:: Available data ::
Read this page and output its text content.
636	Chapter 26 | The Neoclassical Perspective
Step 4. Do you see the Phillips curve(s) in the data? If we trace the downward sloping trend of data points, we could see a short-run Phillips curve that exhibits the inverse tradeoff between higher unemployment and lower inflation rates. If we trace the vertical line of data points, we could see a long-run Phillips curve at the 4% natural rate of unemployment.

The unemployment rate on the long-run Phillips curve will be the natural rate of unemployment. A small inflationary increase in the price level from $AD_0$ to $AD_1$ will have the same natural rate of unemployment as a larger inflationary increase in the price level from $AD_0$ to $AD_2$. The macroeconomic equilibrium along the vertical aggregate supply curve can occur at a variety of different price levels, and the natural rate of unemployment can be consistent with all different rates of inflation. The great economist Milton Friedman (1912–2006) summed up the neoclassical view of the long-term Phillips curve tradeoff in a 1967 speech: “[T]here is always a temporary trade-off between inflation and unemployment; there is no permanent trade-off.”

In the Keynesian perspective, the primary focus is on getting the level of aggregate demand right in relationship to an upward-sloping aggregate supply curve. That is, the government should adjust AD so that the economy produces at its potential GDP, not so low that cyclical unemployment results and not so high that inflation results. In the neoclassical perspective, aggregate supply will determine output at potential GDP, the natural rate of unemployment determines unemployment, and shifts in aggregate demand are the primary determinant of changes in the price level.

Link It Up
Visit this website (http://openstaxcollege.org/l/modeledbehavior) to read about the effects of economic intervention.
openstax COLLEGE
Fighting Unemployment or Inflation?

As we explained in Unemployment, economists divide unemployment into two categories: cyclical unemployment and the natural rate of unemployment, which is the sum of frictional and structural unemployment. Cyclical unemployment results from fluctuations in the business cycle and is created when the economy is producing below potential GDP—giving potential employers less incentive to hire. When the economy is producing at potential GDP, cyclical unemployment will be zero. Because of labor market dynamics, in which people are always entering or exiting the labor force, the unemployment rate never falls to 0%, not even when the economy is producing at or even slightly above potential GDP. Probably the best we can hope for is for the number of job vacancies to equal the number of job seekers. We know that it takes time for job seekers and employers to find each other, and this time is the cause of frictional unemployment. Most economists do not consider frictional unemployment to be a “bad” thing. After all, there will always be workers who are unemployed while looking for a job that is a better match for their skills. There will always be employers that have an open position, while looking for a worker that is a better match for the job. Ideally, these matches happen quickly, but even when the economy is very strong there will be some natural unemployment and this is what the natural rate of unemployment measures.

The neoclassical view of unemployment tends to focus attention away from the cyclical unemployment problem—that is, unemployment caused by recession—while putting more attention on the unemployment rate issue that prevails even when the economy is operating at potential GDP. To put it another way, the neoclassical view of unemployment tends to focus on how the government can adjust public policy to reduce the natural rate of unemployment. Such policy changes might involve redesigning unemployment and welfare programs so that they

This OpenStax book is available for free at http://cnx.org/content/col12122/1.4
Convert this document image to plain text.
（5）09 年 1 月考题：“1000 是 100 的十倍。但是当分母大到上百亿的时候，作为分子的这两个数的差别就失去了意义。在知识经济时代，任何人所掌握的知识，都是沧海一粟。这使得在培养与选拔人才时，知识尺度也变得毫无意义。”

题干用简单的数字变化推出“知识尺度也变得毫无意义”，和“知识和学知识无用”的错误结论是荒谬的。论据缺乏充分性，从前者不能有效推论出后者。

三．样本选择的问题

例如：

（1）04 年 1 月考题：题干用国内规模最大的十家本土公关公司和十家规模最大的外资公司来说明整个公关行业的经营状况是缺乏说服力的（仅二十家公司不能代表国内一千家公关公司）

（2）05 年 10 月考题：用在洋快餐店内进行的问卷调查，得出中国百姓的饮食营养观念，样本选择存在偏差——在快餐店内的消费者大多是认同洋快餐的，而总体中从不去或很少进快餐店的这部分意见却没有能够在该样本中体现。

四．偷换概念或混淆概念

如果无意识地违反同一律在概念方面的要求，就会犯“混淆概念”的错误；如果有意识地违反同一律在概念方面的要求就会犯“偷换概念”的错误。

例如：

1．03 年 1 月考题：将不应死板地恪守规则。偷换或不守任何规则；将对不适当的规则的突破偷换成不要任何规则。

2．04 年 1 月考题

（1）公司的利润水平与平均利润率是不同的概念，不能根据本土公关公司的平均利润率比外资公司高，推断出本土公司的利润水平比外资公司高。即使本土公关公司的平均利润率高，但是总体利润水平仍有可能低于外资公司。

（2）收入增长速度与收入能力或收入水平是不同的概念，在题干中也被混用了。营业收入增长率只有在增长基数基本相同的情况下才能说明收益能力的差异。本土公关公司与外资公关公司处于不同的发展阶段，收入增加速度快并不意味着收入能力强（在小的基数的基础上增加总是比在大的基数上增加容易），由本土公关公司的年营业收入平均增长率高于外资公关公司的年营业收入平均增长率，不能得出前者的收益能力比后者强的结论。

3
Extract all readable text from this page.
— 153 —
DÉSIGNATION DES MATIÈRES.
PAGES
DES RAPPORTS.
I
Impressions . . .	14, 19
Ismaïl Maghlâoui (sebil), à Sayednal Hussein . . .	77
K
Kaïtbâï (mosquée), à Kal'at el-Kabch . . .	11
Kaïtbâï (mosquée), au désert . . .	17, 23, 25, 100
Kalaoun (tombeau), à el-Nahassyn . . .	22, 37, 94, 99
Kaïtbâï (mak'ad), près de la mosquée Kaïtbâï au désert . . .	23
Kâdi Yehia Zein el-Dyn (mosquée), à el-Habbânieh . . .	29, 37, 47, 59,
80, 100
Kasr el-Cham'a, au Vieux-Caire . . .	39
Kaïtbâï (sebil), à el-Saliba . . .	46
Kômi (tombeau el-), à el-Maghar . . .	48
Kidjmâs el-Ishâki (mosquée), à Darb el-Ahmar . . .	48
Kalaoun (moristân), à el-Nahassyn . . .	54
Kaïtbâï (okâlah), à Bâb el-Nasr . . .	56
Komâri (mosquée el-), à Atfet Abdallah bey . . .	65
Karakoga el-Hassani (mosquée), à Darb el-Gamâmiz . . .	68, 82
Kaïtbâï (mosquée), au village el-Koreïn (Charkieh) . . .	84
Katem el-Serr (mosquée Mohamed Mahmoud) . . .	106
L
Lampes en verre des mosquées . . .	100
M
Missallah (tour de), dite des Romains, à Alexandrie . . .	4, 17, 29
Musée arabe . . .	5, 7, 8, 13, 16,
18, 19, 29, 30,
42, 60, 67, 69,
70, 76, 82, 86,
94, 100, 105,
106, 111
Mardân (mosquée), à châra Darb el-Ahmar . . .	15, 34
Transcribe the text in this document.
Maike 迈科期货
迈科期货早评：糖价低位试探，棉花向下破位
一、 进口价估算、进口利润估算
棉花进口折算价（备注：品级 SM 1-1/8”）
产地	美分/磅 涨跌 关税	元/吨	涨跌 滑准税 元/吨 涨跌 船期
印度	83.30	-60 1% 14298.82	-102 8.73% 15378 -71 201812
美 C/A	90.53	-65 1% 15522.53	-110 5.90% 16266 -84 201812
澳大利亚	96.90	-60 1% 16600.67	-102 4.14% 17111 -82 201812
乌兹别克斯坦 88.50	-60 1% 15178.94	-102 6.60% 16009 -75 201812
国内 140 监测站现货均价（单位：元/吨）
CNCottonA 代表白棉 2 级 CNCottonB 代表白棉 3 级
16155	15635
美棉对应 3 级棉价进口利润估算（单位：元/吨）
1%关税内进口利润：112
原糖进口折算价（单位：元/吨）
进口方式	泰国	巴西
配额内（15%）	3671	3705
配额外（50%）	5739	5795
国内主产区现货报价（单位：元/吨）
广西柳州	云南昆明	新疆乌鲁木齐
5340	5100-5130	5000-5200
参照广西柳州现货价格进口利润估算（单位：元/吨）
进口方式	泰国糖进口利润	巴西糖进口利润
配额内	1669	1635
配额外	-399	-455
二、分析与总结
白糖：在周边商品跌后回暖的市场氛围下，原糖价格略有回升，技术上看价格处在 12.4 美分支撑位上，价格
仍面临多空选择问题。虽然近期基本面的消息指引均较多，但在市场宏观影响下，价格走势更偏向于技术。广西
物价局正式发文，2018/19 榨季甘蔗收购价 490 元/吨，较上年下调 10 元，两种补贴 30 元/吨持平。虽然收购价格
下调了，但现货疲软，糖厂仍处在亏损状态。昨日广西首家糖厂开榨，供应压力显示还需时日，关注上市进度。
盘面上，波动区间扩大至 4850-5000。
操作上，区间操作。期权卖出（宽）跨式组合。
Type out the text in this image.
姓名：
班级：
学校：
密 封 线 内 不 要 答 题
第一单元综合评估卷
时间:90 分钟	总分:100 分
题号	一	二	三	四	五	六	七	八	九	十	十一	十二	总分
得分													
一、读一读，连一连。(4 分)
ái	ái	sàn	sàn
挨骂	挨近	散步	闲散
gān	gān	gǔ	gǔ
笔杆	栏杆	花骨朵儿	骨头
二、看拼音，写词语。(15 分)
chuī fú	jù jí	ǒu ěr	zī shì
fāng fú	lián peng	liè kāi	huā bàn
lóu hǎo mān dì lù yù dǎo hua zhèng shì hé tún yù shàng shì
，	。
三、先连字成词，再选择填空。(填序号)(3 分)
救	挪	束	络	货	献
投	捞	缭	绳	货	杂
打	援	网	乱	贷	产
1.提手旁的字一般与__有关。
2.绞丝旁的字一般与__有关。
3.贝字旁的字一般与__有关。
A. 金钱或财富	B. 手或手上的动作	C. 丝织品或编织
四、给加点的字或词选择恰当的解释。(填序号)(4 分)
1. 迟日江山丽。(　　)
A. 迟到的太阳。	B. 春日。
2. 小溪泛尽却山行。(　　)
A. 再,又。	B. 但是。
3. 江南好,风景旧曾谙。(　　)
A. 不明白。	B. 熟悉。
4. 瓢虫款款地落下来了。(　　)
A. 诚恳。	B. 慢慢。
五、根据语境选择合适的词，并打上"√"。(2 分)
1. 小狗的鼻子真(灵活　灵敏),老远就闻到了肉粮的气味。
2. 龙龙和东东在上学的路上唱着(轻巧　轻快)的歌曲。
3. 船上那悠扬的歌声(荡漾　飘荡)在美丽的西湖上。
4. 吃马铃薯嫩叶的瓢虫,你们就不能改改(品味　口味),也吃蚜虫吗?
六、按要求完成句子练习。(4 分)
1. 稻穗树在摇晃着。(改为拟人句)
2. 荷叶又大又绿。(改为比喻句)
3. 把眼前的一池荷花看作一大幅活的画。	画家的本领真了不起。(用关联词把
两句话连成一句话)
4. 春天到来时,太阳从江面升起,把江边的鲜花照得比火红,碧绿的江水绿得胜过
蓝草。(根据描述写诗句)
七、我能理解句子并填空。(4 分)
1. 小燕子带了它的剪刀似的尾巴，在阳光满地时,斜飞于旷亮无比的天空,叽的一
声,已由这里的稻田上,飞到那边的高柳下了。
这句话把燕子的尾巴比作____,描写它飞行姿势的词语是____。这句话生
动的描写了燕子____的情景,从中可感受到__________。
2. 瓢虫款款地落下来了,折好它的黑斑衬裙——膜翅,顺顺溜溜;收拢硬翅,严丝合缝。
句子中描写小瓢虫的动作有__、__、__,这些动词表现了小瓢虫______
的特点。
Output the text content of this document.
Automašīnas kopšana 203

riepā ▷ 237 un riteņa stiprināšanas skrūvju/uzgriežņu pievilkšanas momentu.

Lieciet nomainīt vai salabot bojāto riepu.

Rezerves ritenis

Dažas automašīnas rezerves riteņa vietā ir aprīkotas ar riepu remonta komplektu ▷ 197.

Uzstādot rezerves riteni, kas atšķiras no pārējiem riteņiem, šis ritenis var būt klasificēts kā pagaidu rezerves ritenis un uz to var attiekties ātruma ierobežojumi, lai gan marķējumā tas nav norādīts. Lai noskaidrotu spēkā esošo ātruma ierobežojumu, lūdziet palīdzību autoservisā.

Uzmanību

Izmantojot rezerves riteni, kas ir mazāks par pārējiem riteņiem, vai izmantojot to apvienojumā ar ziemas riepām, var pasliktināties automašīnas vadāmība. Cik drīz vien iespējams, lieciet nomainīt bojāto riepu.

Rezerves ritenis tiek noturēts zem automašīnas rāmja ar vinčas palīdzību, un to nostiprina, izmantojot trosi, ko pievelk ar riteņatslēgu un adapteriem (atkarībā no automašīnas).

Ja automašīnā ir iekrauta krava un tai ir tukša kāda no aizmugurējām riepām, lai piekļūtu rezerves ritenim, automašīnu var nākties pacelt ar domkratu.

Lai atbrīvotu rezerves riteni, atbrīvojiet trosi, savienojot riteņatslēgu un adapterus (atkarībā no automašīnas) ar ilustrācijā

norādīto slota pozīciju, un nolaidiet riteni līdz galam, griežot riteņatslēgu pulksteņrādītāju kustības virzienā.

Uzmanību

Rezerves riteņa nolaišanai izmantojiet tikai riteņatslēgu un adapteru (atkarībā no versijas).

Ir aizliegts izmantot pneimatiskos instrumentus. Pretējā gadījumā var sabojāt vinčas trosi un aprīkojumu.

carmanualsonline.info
:::
Go over the data above and copy every line that has the word "nomainīt" in it.

> _The answer_:
Lieciet nomainīt vai salabot bojāto riepu.
Izmantojot rezerves riteni, kas ir mazāks par pārējiem riteņiem, vai izmantojot to apvienojumā ar ziemas riepām, var pasliktināties automašīnas vadāmība. Cik drīz vien iespējams, lieciet nomainīt bojāto riepu.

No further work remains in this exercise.